| Exercise requirements |
Lift out each line of the data that holds "Formerly".

| Extracted records |
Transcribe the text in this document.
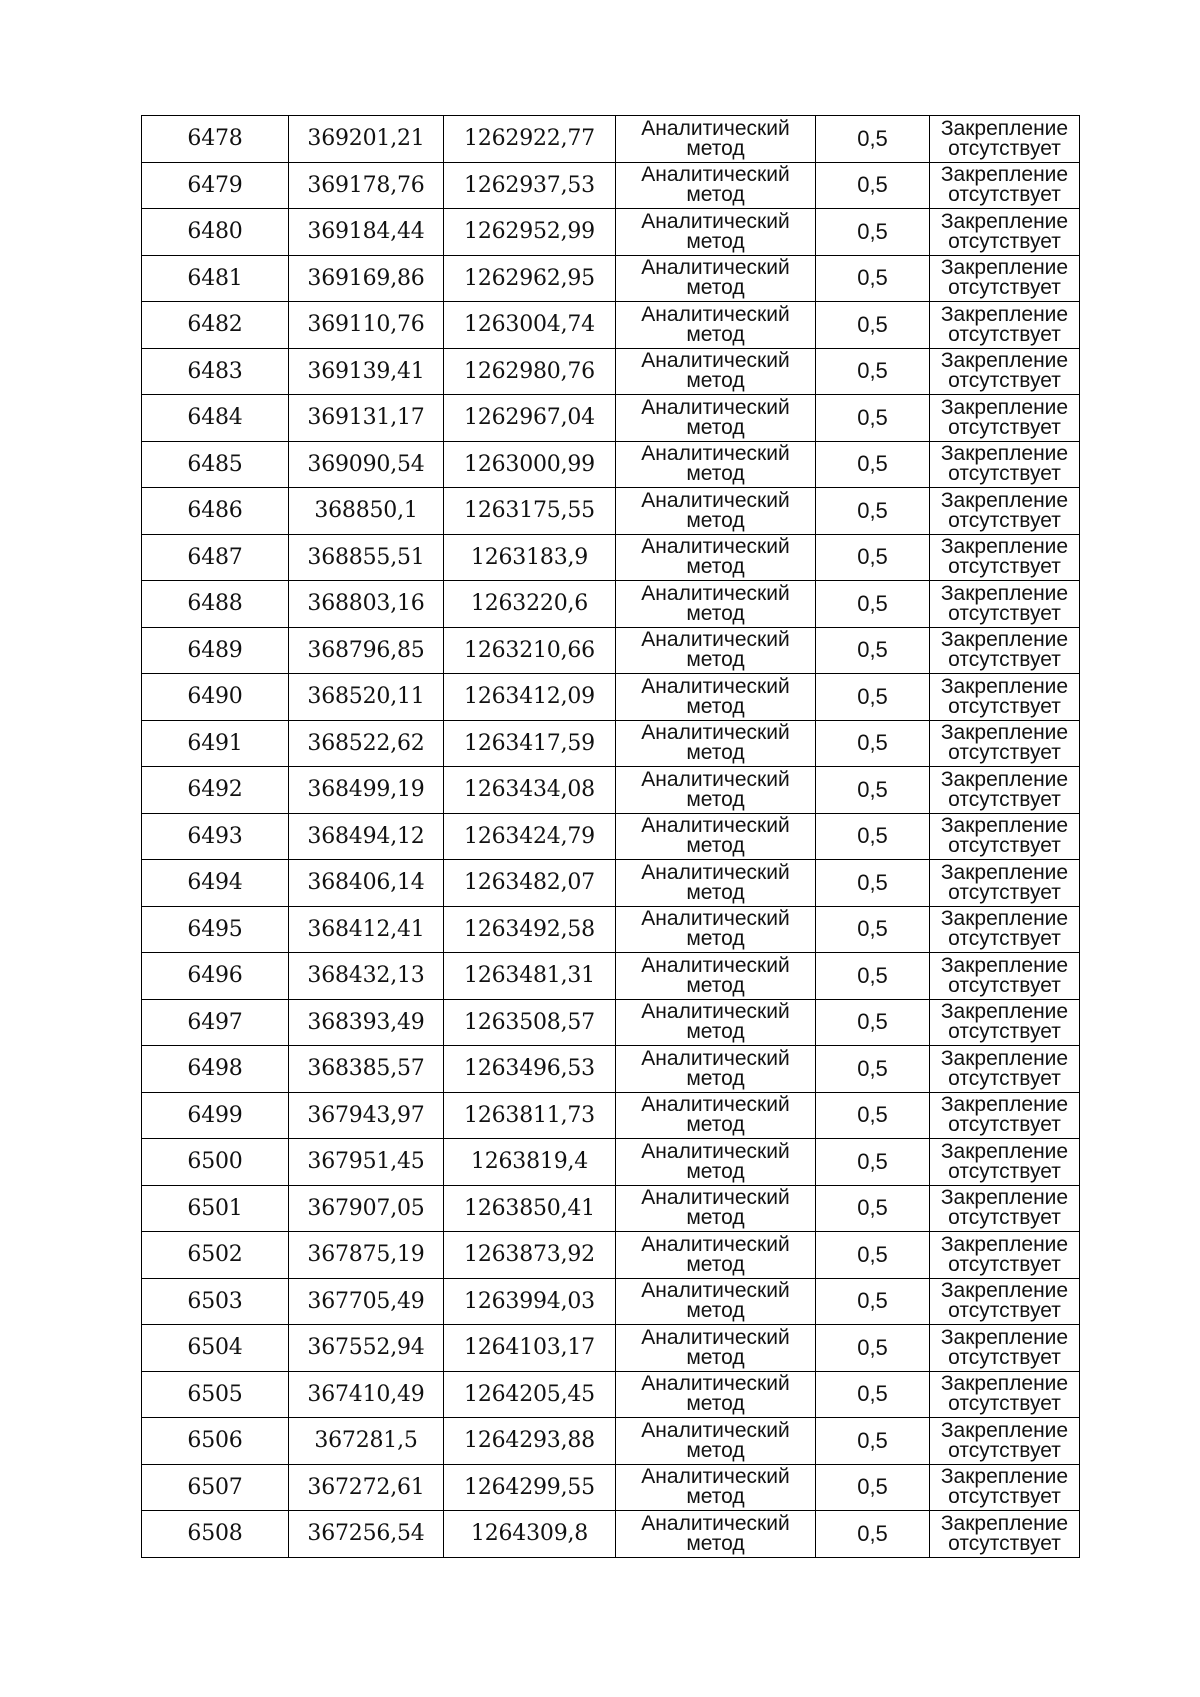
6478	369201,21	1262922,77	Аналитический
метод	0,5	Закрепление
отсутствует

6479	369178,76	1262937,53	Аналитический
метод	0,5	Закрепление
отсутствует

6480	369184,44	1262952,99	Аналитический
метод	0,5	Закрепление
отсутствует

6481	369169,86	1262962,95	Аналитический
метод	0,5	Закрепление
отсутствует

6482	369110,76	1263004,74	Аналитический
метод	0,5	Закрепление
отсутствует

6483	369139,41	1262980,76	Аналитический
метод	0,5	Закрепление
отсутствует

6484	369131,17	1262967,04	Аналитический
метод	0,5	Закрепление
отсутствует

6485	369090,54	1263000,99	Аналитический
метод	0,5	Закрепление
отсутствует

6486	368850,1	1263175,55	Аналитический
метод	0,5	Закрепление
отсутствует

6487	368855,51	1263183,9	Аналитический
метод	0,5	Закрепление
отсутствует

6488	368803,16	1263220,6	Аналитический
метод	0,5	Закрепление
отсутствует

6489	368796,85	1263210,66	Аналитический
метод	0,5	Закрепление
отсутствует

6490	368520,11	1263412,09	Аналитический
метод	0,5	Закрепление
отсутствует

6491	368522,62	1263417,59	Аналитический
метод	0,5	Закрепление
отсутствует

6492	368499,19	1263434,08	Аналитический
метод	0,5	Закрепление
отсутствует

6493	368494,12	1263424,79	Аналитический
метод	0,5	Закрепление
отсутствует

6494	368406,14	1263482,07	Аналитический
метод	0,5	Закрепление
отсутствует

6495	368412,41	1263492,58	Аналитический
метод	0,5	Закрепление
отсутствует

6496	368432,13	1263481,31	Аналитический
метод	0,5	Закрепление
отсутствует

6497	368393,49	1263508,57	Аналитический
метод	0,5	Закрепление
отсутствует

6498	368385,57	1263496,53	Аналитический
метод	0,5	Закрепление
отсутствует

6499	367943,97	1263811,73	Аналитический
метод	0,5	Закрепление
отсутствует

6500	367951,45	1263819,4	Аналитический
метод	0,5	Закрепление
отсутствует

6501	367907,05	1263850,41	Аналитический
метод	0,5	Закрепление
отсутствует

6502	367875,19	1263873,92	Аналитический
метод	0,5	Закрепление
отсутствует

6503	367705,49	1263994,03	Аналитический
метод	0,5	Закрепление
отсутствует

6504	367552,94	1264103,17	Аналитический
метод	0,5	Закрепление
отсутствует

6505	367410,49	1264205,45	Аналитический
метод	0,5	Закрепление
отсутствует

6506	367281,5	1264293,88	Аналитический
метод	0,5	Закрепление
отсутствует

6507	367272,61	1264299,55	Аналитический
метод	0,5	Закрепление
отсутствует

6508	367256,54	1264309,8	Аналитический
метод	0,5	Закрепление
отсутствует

==

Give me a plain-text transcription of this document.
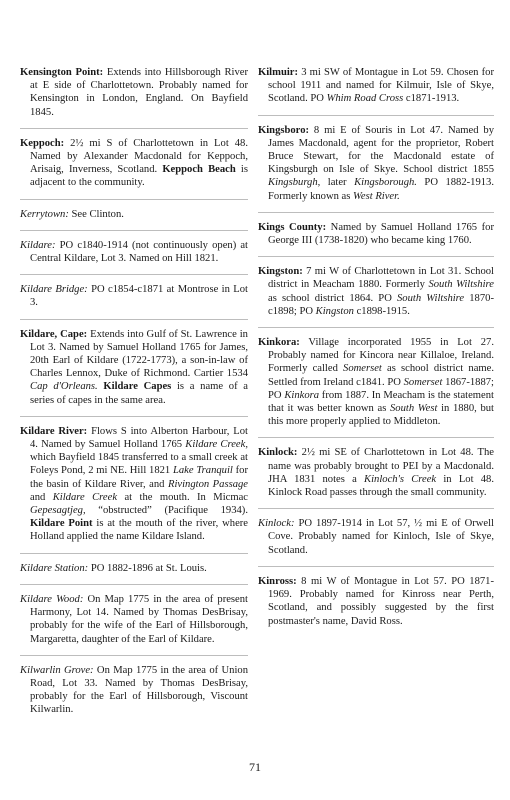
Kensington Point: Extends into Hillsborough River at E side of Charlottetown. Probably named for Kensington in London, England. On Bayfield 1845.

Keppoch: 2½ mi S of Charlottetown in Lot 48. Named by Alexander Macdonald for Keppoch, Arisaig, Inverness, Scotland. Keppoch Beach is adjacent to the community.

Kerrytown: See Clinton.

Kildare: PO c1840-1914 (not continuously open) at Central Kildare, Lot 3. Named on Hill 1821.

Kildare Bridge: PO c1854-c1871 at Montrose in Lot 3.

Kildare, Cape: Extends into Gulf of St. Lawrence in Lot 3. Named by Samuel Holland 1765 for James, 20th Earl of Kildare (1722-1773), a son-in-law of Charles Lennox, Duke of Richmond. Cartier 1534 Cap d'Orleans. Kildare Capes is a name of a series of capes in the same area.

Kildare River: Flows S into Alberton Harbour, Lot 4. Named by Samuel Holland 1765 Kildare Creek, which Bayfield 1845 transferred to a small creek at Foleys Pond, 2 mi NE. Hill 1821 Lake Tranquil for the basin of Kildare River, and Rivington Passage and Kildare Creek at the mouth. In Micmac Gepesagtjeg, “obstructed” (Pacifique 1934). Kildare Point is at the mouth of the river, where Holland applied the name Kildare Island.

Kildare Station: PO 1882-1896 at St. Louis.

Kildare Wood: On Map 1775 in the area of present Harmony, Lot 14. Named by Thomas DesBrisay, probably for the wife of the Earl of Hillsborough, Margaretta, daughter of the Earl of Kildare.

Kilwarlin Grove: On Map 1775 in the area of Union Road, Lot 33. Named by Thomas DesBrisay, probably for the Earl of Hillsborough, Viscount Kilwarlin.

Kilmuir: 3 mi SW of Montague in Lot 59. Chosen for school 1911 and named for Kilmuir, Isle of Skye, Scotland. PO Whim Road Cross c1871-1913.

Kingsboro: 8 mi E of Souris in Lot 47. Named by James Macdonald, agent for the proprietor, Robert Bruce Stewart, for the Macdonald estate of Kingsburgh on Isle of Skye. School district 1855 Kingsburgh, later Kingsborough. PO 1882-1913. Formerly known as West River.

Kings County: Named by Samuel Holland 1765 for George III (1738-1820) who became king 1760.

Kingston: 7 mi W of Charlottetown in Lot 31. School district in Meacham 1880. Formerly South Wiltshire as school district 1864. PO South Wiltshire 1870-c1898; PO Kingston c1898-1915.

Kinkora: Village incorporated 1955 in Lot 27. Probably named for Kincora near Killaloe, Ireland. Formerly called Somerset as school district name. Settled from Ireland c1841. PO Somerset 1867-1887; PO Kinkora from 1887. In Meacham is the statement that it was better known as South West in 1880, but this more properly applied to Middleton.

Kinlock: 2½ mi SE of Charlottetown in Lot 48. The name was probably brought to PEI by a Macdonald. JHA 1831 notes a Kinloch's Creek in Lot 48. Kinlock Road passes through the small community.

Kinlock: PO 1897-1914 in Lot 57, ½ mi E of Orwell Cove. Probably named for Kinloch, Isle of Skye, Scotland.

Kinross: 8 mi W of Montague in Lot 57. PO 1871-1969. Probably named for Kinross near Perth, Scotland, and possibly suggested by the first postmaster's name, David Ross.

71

---

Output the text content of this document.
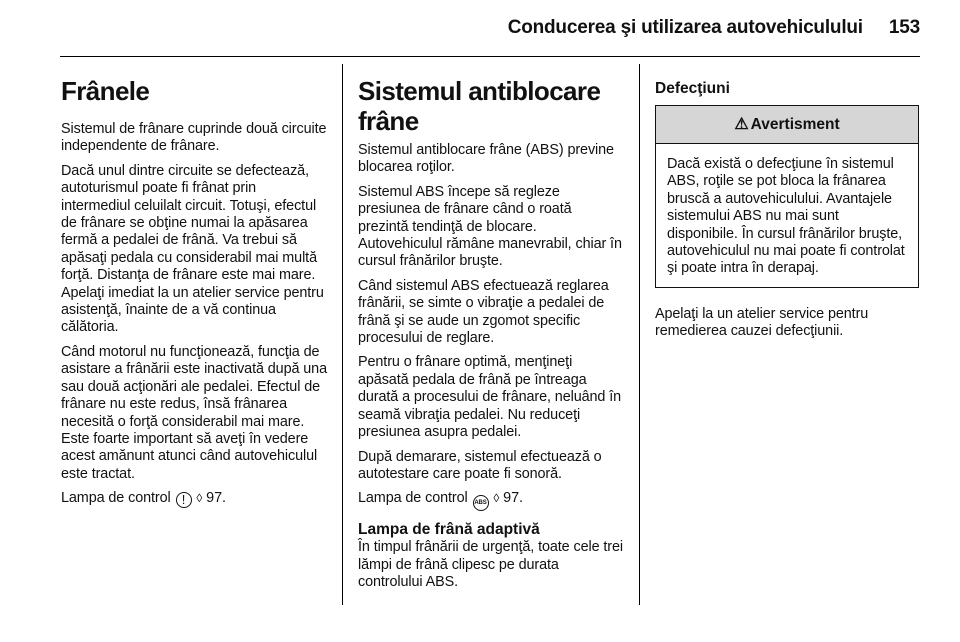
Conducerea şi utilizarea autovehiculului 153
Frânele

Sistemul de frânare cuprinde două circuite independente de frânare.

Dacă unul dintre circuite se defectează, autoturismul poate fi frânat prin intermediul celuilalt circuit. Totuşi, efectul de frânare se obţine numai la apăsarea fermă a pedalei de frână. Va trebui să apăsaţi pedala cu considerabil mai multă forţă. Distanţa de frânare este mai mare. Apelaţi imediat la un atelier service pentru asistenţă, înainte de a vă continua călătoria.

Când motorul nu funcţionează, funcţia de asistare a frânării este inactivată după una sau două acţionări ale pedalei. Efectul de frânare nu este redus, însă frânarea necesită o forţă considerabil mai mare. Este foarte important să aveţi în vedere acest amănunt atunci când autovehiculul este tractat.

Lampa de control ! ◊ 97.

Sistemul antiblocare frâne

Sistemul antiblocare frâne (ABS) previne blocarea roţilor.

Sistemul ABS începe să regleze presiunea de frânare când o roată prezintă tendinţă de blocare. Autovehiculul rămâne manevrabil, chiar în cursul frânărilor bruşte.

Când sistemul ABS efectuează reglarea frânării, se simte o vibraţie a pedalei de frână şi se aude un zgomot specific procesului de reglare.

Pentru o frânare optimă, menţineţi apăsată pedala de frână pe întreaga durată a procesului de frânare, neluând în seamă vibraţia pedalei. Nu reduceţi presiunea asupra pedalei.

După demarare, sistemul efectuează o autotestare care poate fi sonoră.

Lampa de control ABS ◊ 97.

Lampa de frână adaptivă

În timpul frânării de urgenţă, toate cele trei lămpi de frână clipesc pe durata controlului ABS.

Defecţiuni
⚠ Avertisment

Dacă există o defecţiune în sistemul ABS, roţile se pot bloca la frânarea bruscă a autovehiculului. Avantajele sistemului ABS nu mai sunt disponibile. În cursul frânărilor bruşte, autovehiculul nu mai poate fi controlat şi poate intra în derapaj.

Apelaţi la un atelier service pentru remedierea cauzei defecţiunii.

| Full solution |
Kingsboro: 8 mi E of Souris in Lot 47. Named by James Macdonald, agent for the proprietor, Robert Bruce Stewart, for the Macdonald estate of Kingsburgh on Isle of Skye. School district 1855 Kingsburgh, later Kingsborough. PO 1882-1913. Formerly known as West River.
Kingston: 7 mi W of Charlottetown in Lot 31. School district in Meacham 1880. Formerly South Wiltshire as school district 1864. PO South Wiltshire 1870-c1898; PO Kingston c1898-1915.
Kinkora: Village incorporated 1955 in Lot 27. Probably named for Kincora near Killaloe, Ireland. Formerly called Somerset as school district name. Settled from Ireland c1841. PO Somerset 1867-1887; PO Kinkora from 1887. In Meacham is the statement that it was better known as South West in 1880, but this more properly applied to Middleton.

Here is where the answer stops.